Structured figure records
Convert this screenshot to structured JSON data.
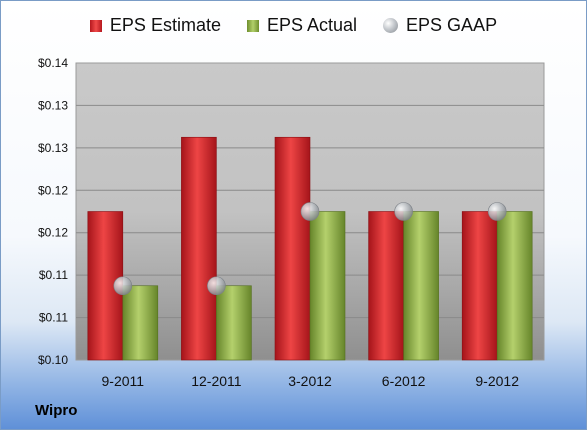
{
  "chart_data": {
    "type": "bar",
    "categories": [
      "9-2011",
      "12-2011",
      "3-2012",
      "6-2012",
      "9-2012"
    ],
    "series": [
      {
        "name": "EPS Estimate",
        "type": "bar",
        "color": "#d42a2a",
        "values": [
          0.12,
          0.13,
          0.13,
          0.12,
          0.12
        ]
      },
      {
        "name": "EPS Actual",
        "type": "bar",
        "color": "#94b447",
        "values": [
          0.11,
          0.11,
          0.12,
          0.12,
          0.12
        ]
      },
      {
        "name": "EPS GAAP",
        "type": "marker",
        "color": "#b8bcc2",
        "values": [
          0.11,
          0.11,
          0.12,
          0.12,
          0.12
        ]
      }
    ],
    "y_ticks": [
      "$0.10",
      "$0.11",
      "$0.11",
      "$0.12",
      "$0.12",
      "$0.13",
      "$0.13",
      "$0.14"
    ],
    "ylim": [
      0.1,
      0.14
    ],
    "grid": true,
    "legend_position": "top"
  },
  "legend": [
    {
      "label": "EPS Estimate",
      "kind": "bar-est"
    },
    {
      "label": "EPS Actual",
      "kind": "bar-act"
    },
    {
      "label": "EPS GAAP",
      "kind": "gaap"
    }
  ],
  "footer": {
    "company": "Wipro"
  }
}
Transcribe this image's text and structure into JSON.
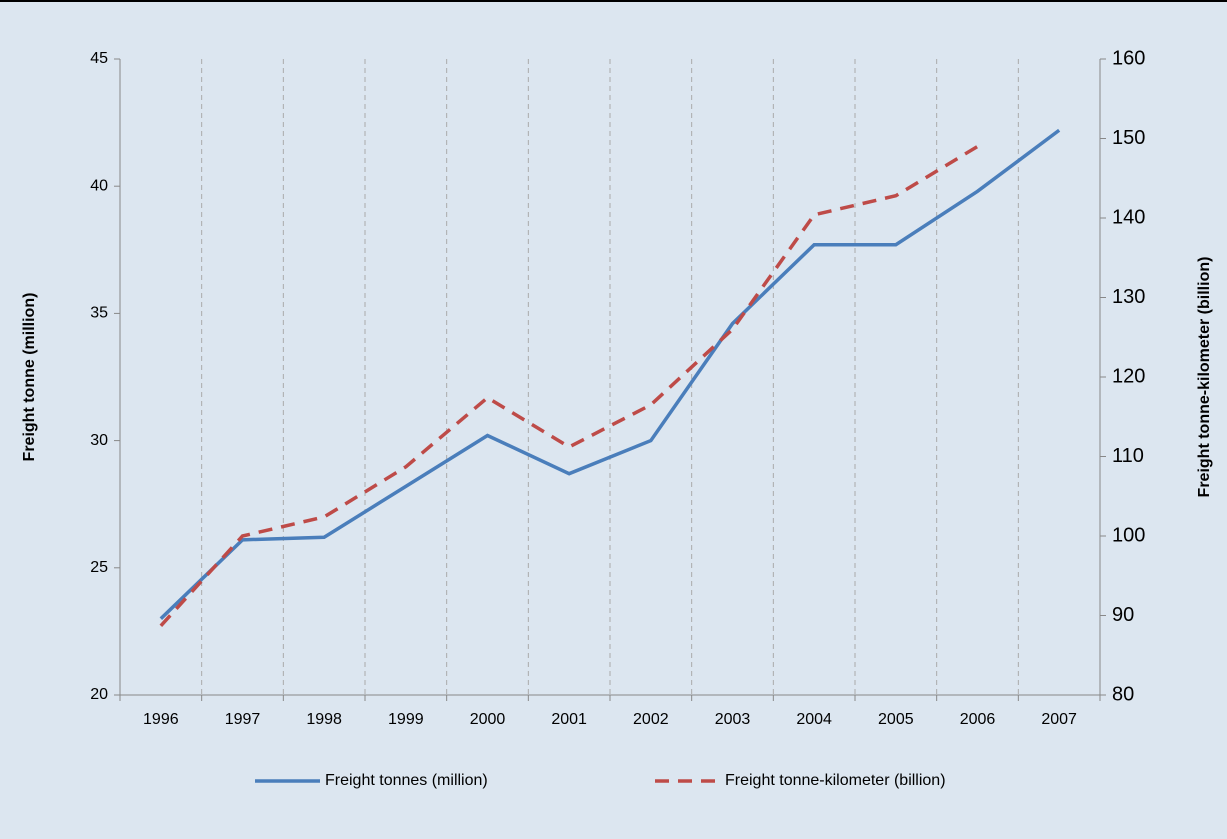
{
  "chart_data": {
    "type": "line",
    "categories": [
      "1996",
      "1997",
      "1998",
      "1999",
      "2000",
      "2001",
      "2002",
      "2003",
      "2004",
      "2005",
      "2006",
      "2007"
    ],
    "series": [
      {
        "name": "Freight tonnes (million)",
        "color": "#4a7ebb",
        "values": [
          23.0,
          26.1,
          26.2,
          28.2,
          30.2,
          28.7,
          30.0,
          34.6,
          37.7,
          37.7,
          39.8,
          42.2
        ]
      },
      {
        "name": "Freight tonne-kilometer (billion)",
        "color": "#be4b48",
        "axis": "y2",
        "dashed": true,
        "values": [
          88.7,
          100.0,
          102.4,
          108.7,
          117.4,
          111.2,
          116.5,
          126.0,
          140.4,
          142.8,
          149.0,
          null
        ]
      }
    ],
    "ylabel": "Freight tonne (million)",
    "y2label": "Freight tonne-kilometer (billion)",
    "ylim": [
      20,
      45
    ],
    "yticks": [
      20,
      25,
      30,
      35,
      40,
      45
    ],
    "y2lim": [
      80,
      160
    ],
    "y2ticks": [
      80,
      90,
      100,
      110,
      120,
      130,
      140,
      150,
      160
    ],
    "grid": "x",
    "legend": "bottom"
  }
}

▶ Instructions for the task: Exclude all images and restate the records above word for word.

▶ The answer:
Convert this screenshot to structured JSON data.
{
  "chart_data": {
    "type": "bar",
    "categories": [
      "9-2011",
      "12-2011",
      "3-2012",
      "6-2012",
      "9-2012"
    ],
    "series": [
      {
        "name": "EPS Estimate",
        "type": "bar",
        "color": "#d42a2a",
        "values": [
          0.12,
          0.13,
          0.13,
          0.12,
          0.12
        ]
      },
      {
        "name": "EPS Actual",
        "type": "bar",
        "color": "#94b447",
        "values": [
          0.11,
          0.11,
          0.12,
          0.12,
          0.12
        ]
      },
      {
        "name": "EPS GAAP",
        "type": "marker",
        "color": "#b8bcc2",
        "values": [
          0.11,
          0.11,
          0.12,
          0.12,
          0.12
        ]
      }
    ],
    "y_ticks": [
      "$0.10",
      "$0.11",
      "$0.11",
      "$0.12",
      "$0.12",
      "$0.13",
      "$0.13",
      "$0.14"
    ],
    "ylim": [
      0.1,
      0.14
    ],
    "grid": true,
    "legend_position": "top"
  },
  "legend": [
    {
      "label": "EPS Estimate",
      "kind": "bar-est"
    },
    {
      "label": "EPS Actual",
      "kind": "bar-act"
    },
    {
      "label": "EPS GAAP",
      "kind": "gaap"
    }
  ],
  "footer": {
    "company": "Wipro"
  }
}
Transcribe this image's text and structure into JSON.
{
  "chart_data": {
    "type": "line",
    "categories": [
      "1996",
      "1997",
      "1998",
      "1999",
      "2000",
      "2001",
      "2002",
      "2003",
      "2004",
      "2005",
      "2006",
      "2007"
    ],
    "series": [
      {
        "name": "Freight tonnes (million)",
        "color": "#4a7ebb",
        "values": [
          23.0,
          26.1,
          26.2,
          28.2,
          30.2,
          28.7,
          30.0,
          34.6,
          37.7,
          37.7,
          39.8,
          42.2
        ]
      },
      {
        "name": "Freight tonne-kilometer (billion)",
        "color": "#be4b48",
        "axis": "y2",
        "dashed": true,
        "values": [
          88.7,
          100.0,
          102.4,
          108.7,
          117.4,
          111.2,
          116.5,
          126.0,
          140.4,
          142.8,
          149.0,
          null
        ]
      }
    ],
    "ylabel": "Freight tonne (million)",
    "y2label": "Freight tonne-kilometer (billion)",
    "ylim": [
      20,
      45
    ],
    "yticks": [
      20,
      25,
      30,
      35,
      40,
      45
    ],
    "y2lim": [
      80,
      160
    ],
    "y2ticks": [
      80,
      90,
      100,
      110,
      120,
      130,
      140,
      150,
      160
    ],
    "grid": "x",
    "legend": "bottom"
  }
}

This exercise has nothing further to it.